--- start of Source material ---
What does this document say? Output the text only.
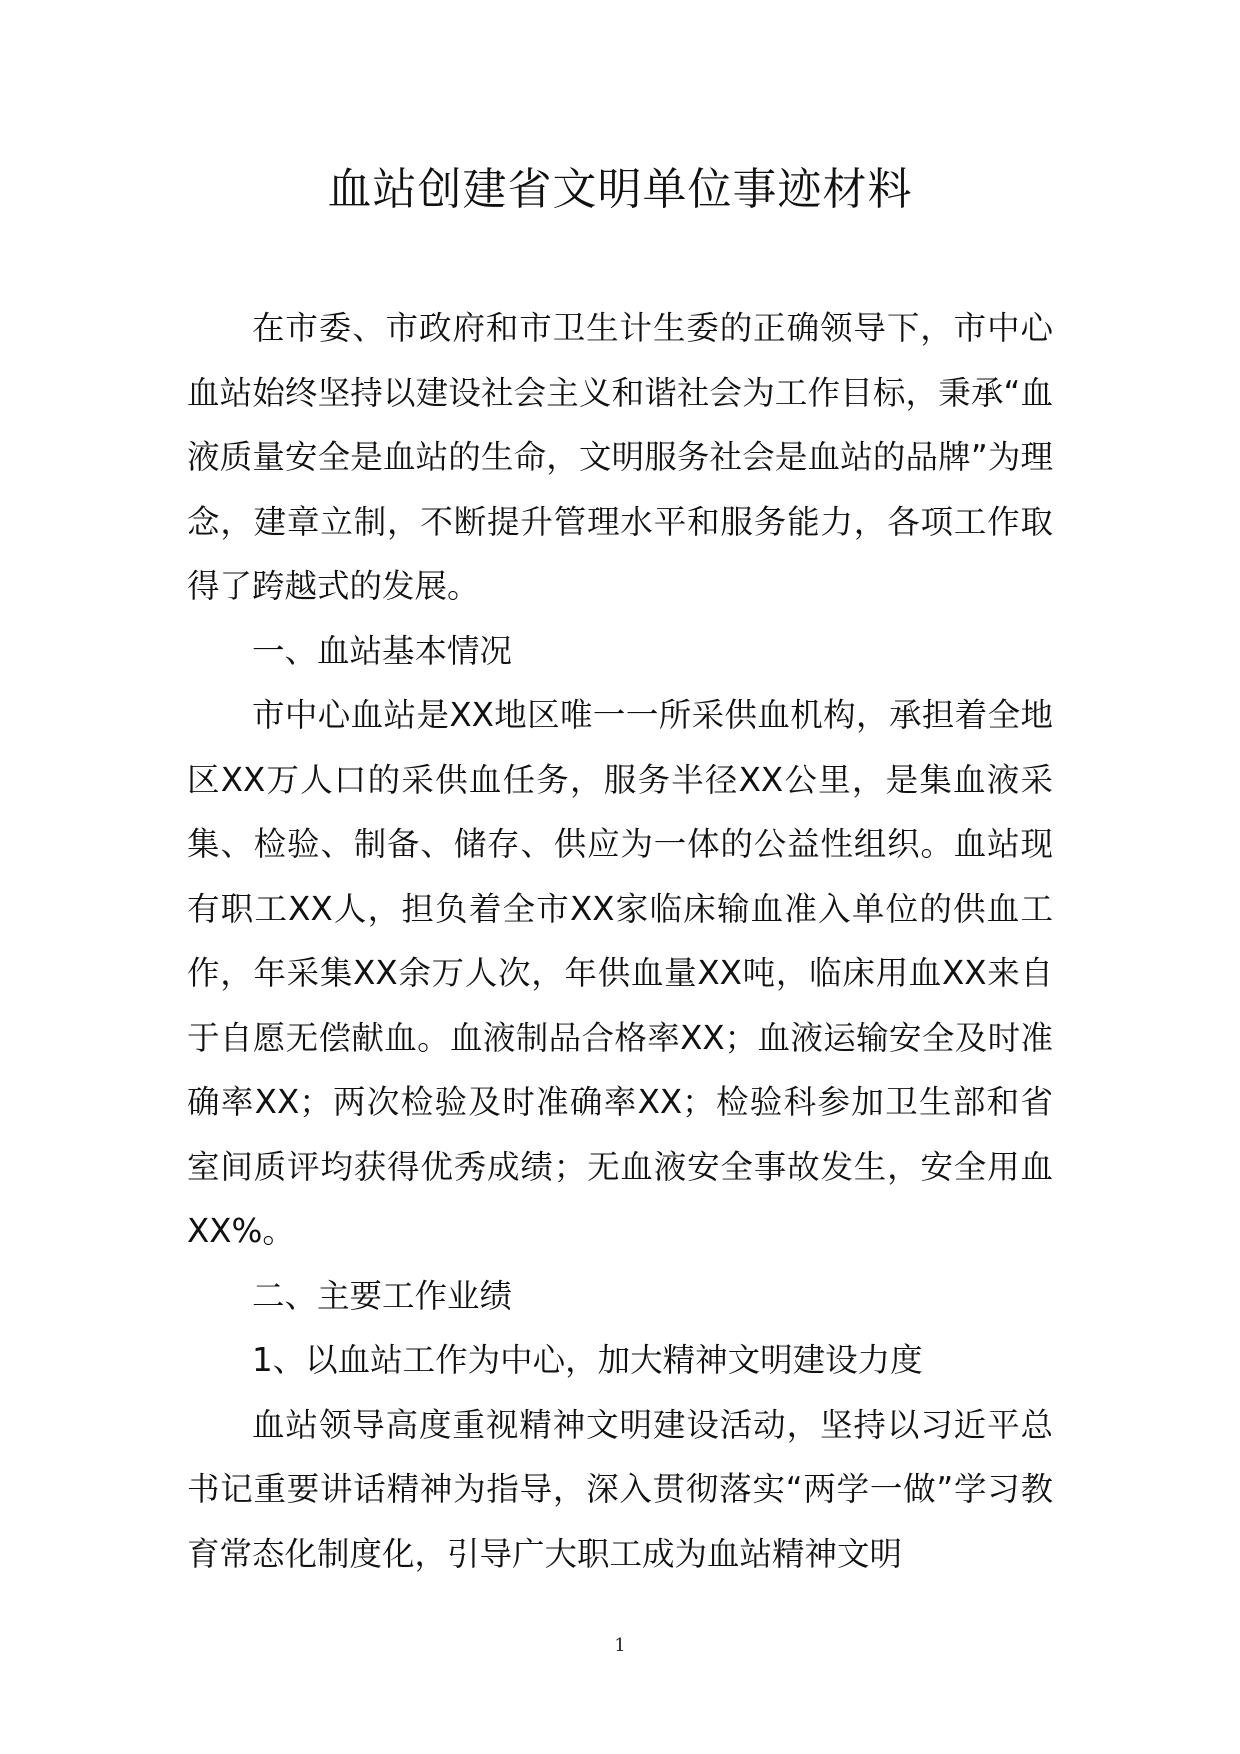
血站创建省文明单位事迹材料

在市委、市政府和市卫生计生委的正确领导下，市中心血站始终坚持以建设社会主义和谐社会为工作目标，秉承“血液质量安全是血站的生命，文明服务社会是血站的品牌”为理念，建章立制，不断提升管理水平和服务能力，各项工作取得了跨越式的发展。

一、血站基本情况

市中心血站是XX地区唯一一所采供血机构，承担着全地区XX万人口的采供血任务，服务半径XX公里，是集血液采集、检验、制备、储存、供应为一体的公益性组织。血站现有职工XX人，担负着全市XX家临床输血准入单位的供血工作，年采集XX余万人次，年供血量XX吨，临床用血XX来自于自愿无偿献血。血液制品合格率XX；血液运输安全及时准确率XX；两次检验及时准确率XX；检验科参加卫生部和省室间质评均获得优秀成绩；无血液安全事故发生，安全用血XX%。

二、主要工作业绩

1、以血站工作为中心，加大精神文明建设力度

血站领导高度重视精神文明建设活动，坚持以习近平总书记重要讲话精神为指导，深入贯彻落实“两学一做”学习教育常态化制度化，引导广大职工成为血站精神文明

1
--- end of Source material ---
Task directions |
Repeat each entry exactly as given; no pictures belong in the copy.

Result of this exercise |
What does this document say? Output the text only.
血站创建省文明单位事迹材料

在市委、市政府和市卫生计生委的正确领导下，市中心血站始终坚持以建设社会主义和谐社会为工作目标，秉承“血液质量安全是血站的生命，文明服务社会是血站的品牌”为理念，建章立制，不断提升管理水平和服务能力，各项工作取得了跨越式的发展。

一、血站基本情况

市中心血站是XX地区唯一一所采供血机构，承担着全地区XX万人口的采供血任务，服务半径XX公里，是集血液采集、检验、制备、储存、供应为一体的公益性组织。血站现有职工XX人，担负着全市XX家临床输血准入单位的供血工作，年采集XX余万人次，年供血量XX吨，临床用血XX来自于自愿无偿献血。血液制品合格率XX；血液运输安全及时准确率XX；两次检验及时准确率XX；检验科参加卫生部和省室间质评均获得优秀成绩；无血液安全事故发生，安全用血XX%。

二、主要工作业绩

1、以血站工作为中心，加大精神文明建设力度

血站领导高度重视精神文明建设活动，坚持以习近平总书记重要讲话精神为指导，深入贯彻落实“两学一做”学习教育常态化制度化，引导广大职工成为血站精神文明

1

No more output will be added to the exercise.